◆ **Problem statement**: From the records, pick out and copy each line containing "общее".

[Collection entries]
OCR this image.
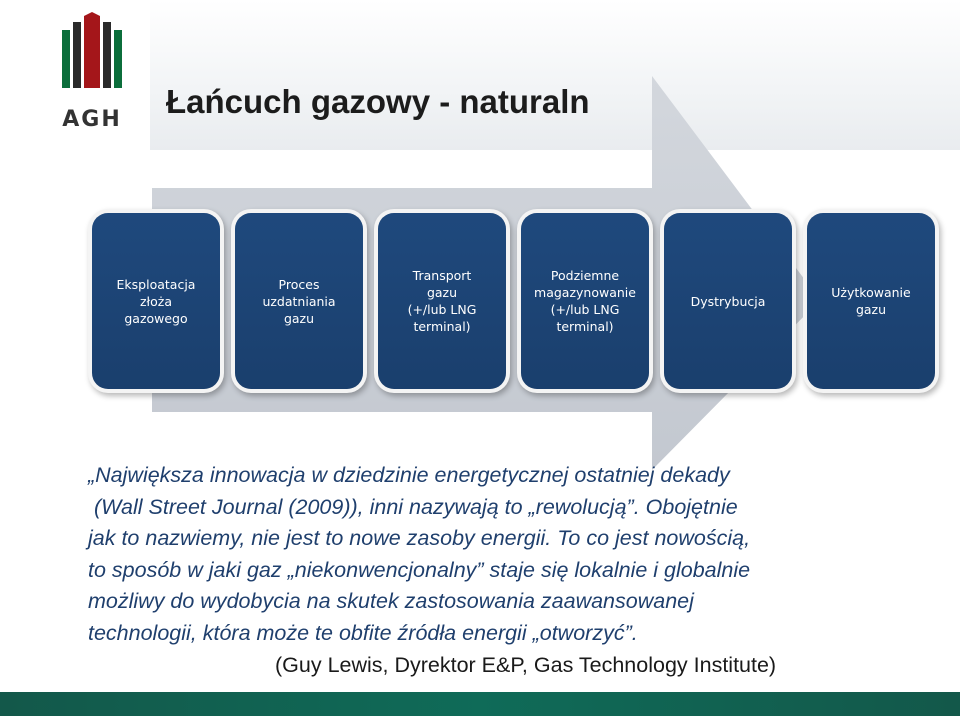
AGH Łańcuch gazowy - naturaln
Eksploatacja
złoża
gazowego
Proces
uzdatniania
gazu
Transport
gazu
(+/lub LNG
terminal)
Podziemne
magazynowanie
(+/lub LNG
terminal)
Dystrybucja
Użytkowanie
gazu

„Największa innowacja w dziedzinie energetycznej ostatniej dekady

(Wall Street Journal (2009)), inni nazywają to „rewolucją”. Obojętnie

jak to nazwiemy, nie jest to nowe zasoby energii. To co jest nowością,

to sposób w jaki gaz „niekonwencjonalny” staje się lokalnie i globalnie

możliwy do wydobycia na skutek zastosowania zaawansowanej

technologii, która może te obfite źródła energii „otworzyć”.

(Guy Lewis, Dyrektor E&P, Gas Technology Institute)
---
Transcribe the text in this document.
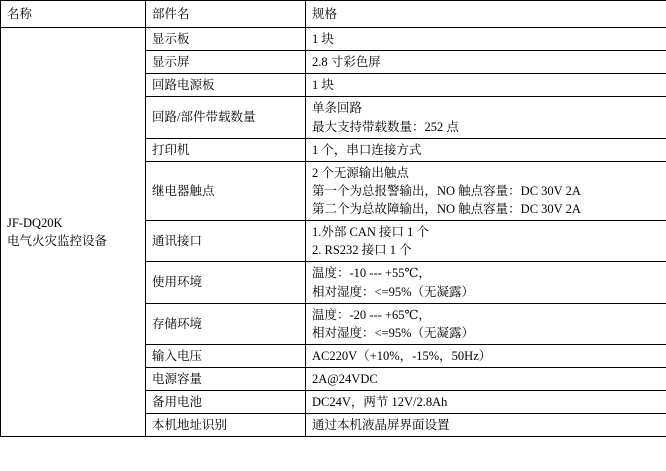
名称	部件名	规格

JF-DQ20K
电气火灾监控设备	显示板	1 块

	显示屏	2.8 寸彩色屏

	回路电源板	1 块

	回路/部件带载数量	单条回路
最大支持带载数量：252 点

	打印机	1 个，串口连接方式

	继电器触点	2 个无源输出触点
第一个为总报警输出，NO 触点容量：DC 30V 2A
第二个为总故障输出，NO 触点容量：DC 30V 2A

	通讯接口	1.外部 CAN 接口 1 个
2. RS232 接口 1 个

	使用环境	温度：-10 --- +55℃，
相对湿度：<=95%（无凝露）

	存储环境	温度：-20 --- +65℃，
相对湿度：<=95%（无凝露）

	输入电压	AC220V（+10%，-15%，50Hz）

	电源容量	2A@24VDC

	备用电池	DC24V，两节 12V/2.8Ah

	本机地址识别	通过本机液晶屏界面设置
==
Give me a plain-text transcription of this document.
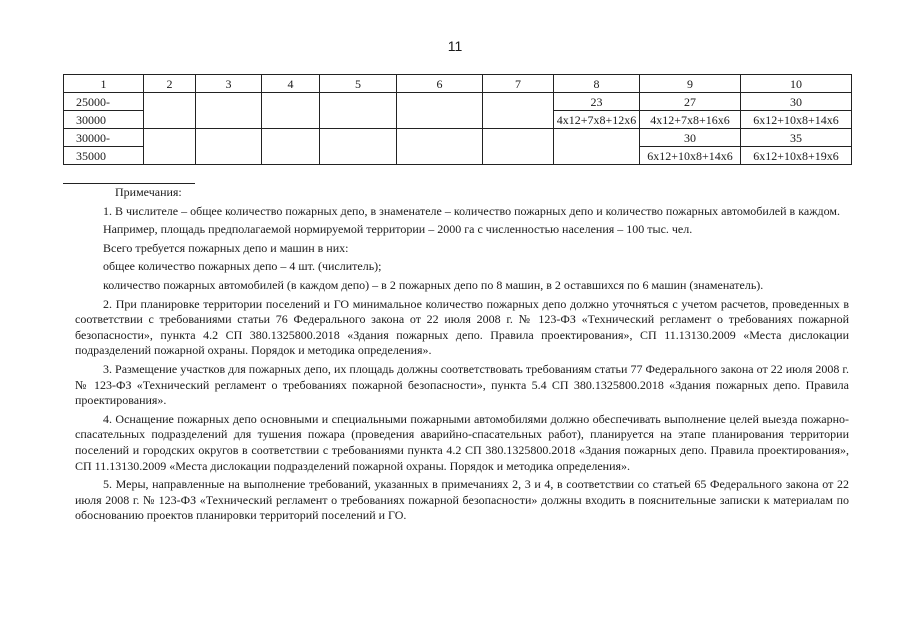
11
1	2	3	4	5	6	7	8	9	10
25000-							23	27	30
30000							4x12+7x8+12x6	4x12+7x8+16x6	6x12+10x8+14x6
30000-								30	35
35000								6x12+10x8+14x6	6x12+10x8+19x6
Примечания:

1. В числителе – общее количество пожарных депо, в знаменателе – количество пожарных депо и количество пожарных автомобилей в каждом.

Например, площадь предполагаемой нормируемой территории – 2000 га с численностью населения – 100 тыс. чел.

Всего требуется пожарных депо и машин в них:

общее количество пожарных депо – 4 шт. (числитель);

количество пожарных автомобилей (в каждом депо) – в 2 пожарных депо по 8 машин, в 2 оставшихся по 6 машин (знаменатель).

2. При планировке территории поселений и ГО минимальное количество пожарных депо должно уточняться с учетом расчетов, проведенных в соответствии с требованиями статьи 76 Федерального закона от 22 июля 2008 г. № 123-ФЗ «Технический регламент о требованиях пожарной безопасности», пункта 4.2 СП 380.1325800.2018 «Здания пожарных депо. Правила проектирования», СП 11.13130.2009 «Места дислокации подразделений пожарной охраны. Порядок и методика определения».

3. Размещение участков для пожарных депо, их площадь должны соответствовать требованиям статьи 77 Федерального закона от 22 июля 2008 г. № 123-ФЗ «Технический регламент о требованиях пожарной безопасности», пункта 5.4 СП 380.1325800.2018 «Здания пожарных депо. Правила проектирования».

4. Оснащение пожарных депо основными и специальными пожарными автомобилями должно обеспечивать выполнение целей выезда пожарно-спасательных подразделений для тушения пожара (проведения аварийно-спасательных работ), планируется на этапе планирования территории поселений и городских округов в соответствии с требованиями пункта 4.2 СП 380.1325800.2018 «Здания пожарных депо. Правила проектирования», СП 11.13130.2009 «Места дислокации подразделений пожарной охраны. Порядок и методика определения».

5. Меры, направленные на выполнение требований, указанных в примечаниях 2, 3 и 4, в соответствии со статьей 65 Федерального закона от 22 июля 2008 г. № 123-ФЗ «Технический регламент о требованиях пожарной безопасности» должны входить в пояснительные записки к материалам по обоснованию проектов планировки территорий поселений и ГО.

◆ **Finished answer**:
1. В числителе – общее количество пожарных депо, в знаменателе – количество пожарных депо и количество пожарных автомобилей в каждом.
общее количество пожарных депо – 4 шт. (числитель);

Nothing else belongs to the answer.